▶ [WHAT YOU WILL DO]: Report every line in the listing that contains the string "this".

▶ [Figure record extracts]:
^^^^^^^^

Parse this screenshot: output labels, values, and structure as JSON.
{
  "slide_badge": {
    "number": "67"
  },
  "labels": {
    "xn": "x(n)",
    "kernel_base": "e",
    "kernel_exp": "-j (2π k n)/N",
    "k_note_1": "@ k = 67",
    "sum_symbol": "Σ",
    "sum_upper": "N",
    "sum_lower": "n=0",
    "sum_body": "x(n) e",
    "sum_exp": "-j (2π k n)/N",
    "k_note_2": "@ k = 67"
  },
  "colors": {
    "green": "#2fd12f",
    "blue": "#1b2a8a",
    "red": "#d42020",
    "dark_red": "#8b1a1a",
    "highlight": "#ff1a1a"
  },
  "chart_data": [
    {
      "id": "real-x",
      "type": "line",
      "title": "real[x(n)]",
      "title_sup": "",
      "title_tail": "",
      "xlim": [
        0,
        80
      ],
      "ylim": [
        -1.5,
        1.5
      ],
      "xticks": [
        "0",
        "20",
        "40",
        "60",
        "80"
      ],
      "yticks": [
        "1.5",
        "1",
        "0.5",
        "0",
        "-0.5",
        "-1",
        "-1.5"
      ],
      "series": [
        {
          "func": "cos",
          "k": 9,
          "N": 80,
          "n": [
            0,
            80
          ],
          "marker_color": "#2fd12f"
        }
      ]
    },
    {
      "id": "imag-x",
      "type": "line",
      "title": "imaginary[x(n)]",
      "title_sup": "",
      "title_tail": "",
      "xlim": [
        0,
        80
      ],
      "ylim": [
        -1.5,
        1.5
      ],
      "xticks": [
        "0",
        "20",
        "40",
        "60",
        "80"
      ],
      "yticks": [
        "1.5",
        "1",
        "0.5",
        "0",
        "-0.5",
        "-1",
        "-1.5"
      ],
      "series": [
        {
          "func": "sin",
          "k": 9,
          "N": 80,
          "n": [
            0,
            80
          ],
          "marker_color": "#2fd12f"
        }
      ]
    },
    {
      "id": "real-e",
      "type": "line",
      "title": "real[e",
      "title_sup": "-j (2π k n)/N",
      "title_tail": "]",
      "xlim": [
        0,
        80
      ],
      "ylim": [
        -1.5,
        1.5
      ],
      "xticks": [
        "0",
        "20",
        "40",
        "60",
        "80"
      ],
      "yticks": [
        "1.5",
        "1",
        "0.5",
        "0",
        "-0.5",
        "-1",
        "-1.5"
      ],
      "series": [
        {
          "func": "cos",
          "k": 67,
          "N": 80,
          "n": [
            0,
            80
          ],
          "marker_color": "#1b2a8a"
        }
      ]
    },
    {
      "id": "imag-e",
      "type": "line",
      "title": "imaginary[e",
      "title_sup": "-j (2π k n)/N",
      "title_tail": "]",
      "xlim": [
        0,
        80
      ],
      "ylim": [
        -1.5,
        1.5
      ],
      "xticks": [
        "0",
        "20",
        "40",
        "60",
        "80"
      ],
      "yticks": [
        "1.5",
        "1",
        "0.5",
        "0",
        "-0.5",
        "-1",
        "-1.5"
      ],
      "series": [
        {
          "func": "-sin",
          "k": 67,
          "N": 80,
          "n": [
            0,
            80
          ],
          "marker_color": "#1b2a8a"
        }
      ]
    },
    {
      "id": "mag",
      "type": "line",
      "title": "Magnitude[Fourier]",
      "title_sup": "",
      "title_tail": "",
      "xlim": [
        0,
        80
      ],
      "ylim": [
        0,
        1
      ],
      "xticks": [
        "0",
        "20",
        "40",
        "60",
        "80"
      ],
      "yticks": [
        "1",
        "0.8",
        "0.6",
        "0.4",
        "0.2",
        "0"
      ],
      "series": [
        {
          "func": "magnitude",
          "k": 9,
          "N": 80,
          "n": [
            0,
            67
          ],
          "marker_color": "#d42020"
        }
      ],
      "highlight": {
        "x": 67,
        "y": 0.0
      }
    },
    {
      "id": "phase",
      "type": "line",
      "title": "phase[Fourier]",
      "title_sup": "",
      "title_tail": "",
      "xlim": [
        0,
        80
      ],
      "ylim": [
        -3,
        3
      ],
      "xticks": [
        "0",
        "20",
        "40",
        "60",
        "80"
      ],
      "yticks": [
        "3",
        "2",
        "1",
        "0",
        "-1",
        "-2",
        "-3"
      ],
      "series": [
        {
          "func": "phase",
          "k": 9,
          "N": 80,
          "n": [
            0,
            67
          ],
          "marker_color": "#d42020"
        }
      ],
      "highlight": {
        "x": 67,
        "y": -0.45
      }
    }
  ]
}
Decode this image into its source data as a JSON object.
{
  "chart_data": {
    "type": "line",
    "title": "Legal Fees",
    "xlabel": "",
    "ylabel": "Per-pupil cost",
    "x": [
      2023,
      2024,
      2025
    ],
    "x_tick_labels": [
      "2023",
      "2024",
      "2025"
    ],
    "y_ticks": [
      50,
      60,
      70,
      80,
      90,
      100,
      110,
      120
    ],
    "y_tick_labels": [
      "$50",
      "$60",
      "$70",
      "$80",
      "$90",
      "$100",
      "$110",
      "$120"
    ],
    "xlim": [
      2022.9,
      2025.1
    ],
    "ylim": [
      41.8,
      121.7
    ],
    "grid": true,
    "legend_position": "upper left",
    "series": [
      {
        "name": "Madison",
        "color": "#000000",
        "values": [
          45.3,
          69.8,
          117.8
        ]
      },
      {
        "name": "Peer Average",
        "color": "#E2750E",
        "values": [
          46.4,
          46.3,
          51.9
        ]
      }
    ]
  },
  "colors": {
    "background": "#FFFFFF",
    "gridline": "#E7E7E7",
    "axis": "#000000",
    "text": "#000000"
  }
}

^^^^^^^^

▶ [THE COMPLETED TASK]:
Parse this screenshot: output labels, values, and structure as JSON.
Decode this image into its source data as a JSON object.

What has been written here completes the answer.